- **Given instruction**
Count how many lines hold the string "screenshot". Give that number alone.

----------

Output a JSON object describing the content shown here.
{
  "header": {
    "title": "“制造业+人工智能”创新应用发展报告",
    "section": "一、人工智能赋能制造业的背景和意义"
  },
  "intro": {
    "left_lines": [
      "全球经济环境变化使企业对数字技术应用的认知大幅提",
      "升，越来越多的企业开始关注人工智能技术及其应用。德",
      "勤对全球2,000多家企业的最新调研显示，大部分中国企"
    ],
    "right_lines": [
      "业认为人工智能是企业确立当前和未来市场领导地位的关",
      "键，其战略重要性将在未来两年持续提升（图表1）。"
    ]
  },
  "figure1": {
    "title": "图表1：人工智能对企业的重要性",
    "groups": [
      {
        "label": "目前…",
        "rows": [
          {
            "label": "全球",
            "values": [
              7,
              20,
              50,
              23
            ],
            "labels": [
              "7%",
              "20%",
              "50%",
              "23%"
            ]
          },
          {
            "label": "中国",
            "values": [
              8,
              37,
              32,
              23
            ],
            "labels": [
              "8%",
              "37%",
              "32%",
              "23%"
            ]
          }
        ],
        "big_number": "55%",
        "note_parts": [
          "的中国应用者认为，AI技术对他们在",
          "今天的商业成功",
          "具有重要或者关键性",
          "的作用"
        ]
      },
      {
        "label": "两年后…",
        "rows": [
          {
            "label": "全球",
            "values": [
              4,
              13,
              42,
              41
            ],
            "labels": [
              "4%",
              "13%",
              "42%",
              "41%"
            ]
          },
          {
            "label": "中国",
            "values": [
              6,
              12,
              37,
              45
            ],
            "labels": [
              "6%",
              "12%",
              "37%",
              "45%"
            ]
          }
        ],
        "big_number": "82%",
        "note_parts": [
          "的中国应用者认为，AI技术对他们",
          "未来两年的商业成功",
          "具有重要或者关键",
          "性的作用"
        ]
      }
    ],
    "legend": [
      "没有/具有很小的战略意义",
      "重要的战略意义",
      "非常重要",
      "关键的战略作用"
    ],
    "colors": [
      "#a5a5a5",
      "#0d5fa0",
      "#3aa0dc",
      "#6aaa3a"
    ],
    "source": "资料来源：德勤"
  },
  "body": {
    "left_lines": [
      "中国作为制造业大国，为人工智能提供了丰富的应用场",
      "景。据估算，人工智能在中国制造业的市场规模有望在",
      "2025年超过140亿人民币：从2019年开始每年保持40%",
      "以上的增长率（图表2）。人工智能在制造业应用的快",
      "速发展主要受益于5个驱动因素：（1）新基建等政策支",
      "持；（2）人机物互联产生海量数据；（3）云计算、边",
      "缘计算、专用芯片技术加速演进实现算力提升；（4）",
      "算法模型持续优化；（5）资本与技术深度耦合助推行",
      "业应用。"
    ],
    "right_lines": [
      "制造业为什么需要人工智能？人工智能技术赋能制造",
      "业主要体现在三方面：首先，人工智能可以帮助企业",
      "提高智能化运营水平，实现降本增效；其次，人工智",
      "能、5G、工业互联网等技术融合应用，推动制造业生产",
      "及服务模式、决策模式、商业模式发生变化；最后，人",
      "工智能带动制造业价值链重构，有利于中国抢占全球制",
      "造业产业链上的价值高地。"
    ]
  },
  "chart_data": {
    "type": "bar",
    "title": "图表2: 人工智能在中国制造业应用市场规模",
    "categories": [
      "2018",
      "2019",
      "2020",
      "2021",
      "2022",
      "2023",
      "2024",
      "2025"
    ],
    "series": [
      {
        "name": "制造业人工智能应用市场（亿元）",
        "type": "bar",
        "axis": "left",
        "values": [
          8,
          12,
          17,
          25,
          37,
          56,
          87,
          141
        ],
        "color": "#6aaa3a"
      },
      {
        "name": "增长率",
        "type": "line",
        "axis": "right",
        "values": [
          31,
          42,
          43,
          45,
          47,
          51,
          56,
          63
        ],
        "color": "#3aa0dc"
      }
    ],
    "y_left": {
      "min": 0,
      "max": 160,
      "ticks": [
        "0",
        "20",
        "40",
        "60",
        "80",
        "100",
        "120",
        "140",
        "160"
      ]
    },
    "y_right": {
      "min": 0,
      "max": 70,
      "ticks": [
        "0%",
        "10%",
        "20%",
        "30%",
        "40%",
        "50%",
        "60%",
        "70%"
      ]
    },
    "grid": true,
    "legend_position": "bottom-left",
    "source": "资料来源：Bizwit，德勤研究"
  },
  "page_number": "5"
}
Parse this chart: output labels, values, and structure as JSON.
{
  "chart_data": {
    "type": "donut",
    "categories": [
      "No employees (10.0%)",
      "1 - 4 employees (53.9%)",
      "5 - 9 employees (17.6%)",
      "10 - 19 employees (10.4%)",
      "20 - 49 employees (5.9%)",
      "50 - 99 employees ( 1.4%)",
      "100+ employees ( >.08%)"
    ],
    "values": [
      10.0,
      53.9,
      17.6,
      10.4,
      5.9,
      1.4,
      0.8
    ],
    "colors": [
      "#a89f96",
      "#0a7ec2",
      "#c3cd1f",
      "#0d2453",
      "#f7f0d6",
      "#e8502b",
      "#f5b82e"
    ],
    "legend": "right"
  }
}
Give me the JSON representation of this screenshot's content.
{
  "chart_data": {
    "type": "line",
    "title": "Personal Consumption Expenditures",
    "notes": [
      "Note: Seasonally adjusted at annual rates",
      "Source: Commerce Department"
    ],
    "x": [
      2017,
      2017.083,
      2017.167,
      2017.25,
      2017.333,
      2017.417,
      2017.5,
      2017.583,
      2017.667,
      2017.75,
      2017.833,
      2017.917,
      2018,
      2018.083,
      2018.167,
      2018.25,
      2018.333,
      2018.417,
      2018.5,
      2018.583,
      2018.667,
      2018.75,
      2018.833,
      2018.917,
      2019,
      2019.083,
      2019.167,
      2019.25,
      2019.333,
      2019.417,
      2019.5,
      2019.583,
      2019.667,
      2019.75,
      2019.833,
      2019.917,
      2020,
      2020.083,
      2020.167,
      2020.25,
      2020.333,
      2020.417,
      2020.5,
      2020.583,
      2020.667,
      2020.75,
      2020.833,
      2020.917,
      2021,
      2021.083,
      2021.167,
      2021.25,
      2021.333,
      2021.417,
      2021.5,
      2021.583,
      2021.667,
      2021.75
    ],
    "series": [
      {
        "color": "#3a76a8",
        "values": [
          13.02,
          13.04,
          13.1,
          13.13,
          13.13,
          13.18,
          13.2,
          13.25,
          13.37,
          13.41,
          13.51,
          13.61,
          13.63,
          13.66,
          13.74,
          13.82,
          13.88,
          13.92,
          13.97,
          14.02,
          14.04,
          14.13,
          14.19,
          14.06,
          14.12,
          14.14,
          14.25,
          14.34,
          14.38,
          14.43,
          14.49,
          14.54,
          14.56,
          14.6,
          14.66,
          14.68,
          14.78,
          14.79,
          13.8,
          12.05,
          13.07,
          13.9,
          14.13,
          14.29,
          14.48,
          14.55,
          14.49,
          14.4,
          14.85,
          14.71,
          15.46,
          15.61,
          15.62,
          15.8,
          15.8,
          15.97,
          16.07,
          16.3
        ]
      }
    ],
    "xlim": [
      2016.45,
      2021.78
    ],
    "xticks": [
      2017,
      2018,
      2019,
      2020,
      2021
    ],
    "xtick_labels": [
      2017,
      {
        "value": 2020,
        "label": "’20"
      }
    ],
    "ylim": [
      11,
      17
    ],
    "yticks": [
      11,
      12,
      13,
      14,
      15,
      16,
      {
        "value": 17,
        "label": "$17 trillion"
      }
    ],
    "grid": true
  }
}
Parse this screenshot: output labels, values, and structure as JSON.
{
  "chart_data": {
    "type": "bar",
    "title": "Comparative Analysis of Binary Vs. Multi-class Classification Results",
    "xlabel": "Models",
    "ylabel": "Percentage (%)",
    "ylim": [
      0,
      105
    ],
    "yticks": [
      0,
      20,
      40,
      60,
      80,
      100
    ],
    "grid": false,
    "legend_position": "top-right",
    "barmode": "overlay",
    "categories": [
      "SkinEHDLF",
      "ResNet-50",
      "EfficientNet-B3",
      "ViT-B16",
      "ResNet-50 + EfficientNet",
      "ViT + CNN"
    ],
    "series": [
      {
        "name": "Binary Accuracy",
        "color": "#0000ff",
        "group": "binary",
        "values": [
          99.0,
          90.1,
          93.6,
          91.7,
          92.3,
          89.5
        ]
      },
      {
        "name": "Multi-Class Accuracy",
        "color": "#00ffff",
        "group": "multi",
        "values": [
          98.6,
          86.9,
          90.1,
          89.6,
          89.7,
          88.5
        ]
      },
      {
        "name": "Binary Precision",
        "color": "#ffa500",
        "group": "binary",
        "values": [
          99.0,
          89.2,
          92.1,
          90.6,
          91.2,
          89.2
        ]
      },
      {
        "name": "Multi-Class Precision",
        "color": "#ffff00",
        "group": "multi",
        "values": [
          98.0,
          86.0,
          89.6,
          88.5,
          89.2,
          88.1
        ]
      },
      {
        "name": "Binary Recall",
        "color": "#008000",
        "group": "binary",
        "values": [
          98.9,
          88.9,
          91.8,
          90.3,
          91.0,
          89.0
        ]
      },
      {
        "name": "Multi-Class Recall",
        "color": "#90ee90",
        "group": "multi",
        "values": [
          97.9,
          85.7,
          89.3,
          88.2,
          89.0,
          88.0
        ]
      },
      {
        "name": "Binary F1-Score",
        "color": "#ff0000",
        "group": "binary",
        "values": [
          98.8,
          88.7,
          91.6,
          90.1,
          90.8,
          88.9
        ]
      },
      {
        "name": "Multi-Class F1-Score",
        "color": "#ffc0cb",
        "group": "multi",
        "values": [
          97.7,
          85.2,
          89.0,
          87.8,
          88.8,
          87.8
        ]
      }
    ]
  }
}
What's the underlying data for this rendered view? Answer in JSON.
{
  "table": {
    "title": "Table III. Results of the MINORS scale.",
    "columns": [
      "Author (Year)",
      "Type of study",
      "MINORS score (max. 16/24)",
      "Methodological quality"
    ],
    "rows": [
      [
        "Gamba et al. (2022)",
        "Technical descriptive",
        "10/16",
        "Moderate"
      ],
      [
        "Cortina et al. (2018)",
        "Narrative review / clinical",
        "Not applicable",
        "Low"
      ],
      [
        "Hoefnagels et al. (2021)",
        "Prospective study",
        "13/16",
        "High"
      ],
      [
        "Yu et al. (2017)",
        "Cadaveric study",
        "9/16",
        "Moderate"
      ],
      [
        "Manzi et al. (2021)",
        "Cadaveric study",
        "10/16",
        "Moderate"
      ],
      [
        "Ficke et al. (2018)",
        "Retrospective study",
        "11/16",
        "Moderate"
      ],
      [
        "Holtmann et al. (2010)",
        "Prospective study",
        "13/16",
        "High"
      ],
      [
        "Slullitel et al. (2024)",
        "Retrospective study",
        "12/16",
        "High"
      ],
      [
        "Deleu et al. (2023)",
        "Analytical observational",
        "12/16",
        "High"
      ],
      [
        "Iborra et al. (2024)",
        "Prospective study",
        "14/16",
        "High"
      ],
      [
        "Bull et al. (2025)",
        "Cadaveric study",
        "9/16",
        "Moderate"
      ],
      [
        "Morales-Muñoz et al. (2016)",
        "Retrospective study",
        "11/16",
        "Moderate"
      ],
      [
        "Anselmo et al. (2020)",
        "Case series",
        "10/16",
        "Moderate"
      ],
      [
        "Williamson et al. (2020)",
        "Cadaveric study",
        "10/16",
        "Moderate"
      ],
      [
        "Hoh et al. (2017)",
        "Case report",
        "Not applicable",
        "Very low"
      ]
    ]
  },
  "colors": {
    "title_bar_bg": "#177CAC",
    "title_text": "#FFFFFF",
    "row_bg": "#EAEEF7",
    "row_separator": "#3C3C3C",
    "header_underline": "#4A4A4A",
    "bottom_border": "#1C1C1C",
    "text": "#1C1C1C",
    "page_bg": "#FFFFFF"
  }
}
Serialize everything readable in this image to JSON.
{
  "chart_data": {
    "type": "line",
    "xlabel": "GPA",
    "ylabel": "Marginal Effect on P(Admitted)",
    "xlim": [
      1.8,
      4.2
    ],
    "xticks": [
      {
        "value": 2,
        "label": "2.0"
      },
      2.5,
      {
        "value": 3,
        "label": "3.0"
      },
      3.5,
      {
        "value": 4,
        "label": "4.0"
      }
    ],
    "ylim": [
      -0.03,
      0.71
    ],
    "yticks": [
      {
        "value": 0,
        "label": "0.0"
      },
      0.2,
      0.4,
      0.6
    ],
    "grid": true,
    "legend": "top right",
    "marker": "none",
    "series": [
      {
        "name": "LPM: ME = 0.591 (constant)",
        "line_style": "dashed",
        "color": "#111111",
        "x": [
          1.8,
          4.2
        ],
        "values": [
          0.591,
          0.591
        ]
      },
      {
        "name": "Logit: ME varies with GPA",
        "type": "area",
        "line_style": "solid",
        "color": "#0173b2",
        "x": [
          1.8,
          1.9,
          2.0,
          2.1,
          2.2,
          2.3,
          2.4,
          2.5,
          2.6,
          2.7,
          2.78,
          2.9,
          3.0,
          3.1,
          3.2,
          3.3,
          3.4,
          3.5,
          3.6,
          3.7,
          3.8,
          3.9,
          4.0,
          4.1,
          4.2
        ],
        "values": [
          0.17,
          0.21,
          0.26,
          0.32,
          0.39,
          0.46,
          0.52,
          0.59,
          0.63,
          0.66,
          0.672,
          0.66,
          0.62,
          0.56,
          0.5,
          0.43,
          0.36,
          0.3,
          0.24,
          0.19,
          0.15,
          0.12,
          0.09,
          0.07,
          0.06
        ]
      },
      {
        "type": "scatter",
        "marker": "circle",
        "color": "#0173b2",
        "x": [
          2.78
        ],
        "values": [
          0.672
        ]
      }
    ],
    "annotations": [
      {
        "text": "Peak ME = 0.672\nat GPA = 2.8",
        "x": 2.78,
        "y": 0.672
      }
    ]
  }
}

----------

- **Exercise solution**
2